COSA FARE
1. Indica se le affermazioni (a), (b) e (c) concordano con il testo sull'Italia paragonata a un transatlantico. Per ciascuna rispondi sì o no e cita testualmente le parole decisive.
(a) Le cabine più spartane si trovano sui ponti superiori.
(b) Quando i nobili viaggiavano, la servitù finiva vicino alle stive e ai motori.
(c) Oggi il transatlantico Italia naviga in acque tranquille.
2. Riprendi il testo sull'Italia paragonata a un transatlantico e proseguilo a partire dall'ultima frase.

Una nave, un transatlantico. Questa è l’Italia.

E come una grossa nave è suddivisa in classi, ha molti ponti.
E i più ambiti sono quelli superiori.
Mano a mano che scendi, vedi le classi meno abbienti, vedi cabine sempre più spartane, vedi servizi sempre più dimessi, vedi la servitù.
Quando i nobili viaggiavano, loro si prendevano le cabine dei ponti più alti e la servitù, appunto, finiva sul fondo della nave, vicino alle stive, vicino ai motori.
Oggi abbiamo una nave con le stesse caratteristiche, ai piani alti la gente che conta, che governa, che tiene le redini del paese e nei ponti inferiori la gente del popolo che si barcamena, che litiga con i vicini, pronta a scannarsi, in caso di naufragio, per il posto su una delle pochissime scialuppe disponibili.

Oggi il transatlantico Italia naviga in cattive acque.

MATERIALE FORNITO
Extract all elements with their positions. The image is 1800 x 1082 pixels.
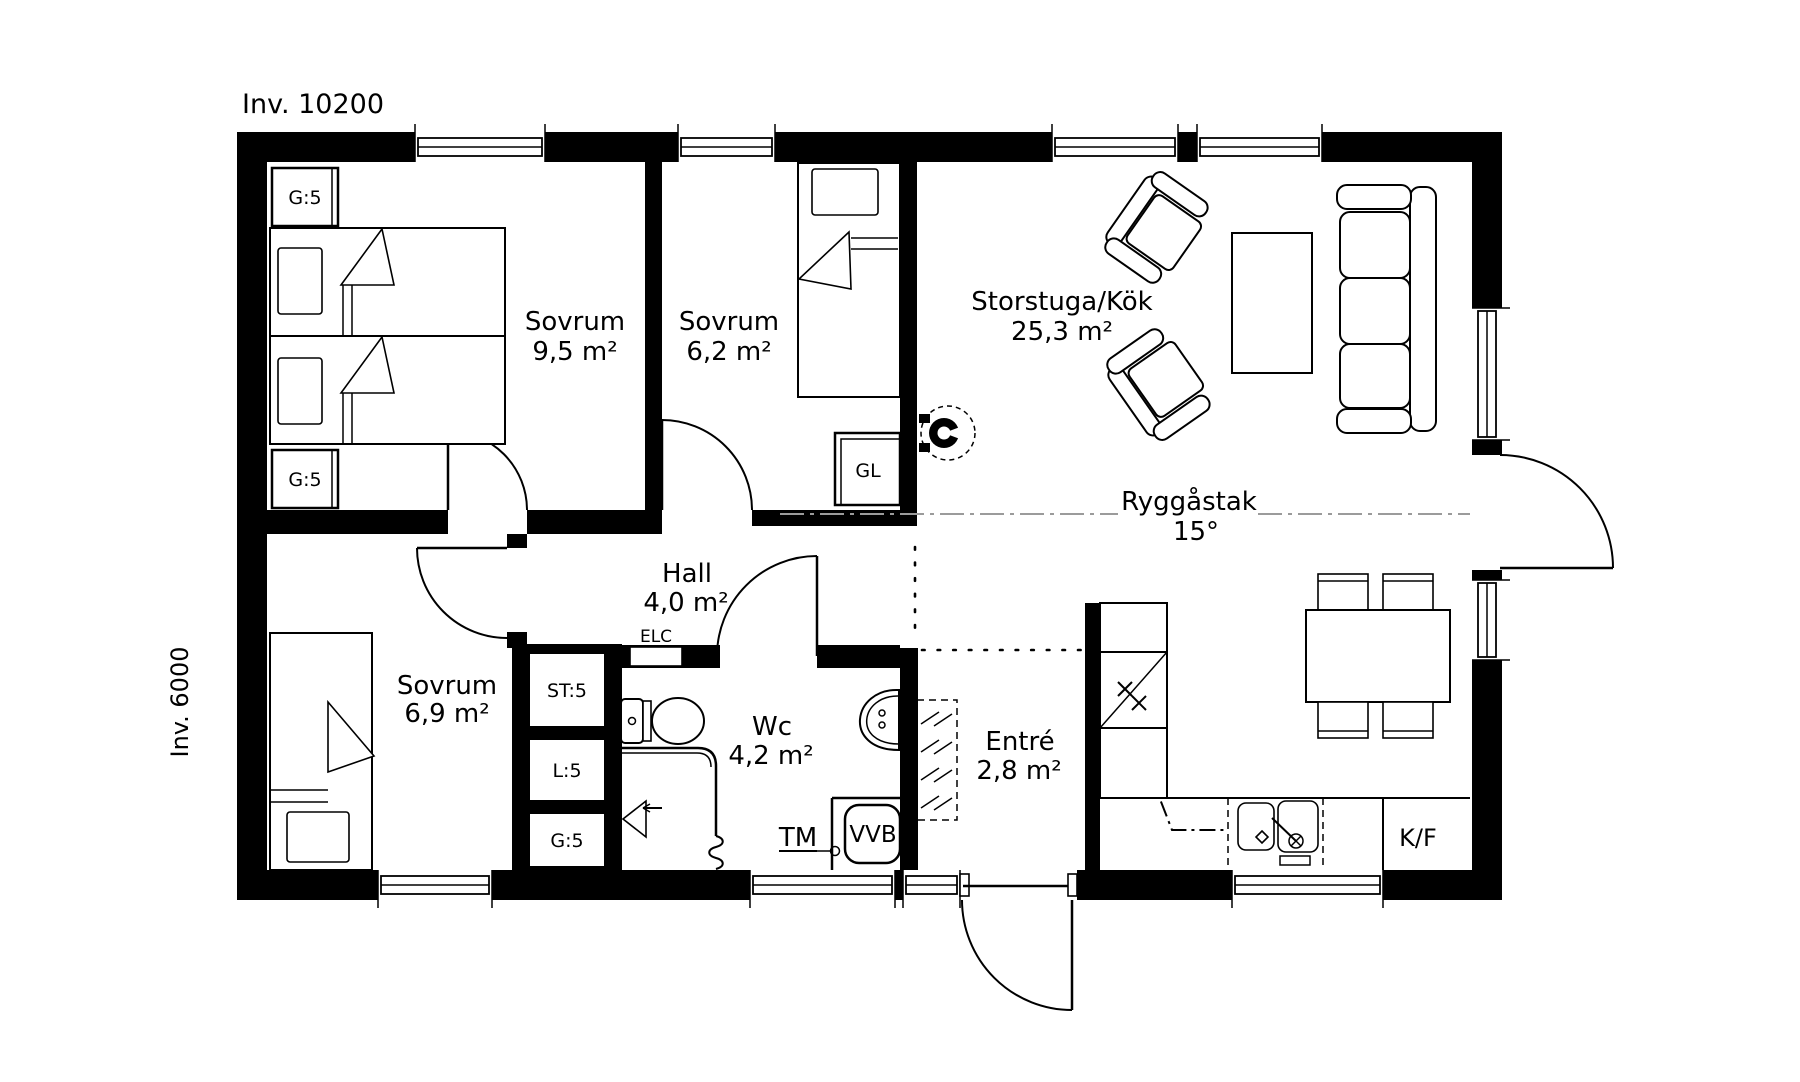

SOLUZIONI DELL'ESERCIZIO
1.
(a) No: «Mano a mano che scendi, vedi le classi meno abbienti, vedi cabine sempre più spartane».
(b) Sì: «la servitù, appunto, finiva sul fondo della nave, vicino alle stive, vicino ai motori».
(c) No: «Oggi il transatlantico Italia naviga in cattive acque.»

2.
C’è un gorgo mostruoso che lo attira a sé.
Non abbiamo più neanche il carburante per i motori e così ci hanno chiesto di fare dei sacrifici, di metterci ai remi.

E noi lo abbiamo fatto.

Ma certo non immaginavamo che presto saremmo stati anche incatenati ai nostri posti, che presto saremmo stati anche cadenzati da un ritmo assordante di tamburi, che saremmo stati solo degli schiavi sacrificabili per la “loro” sopravvivenza.
Per la sopravvivenza di chi vive nei ponti superiori.
Lì non sentono fame, paura, freddo.
Per loro c’è luce, riscaldamento.
Per mandare i motori che producono energia elettrica per i ponti superiori il gasolio c’è.
Le loro dispense sono piene di ogni ben di Dio, i loro ristoranti lavorano a ritmo serrato per nutrirli al meglio.
E così loro possono continuare nella loro comoda vita, nei loro festini, nelle loro spartizioni.
E i comandanti si avvicendano, si cambiano di ruolo, si promuovono fra di loro.
E l’ufficiale istruttore rimane sempre Schettino.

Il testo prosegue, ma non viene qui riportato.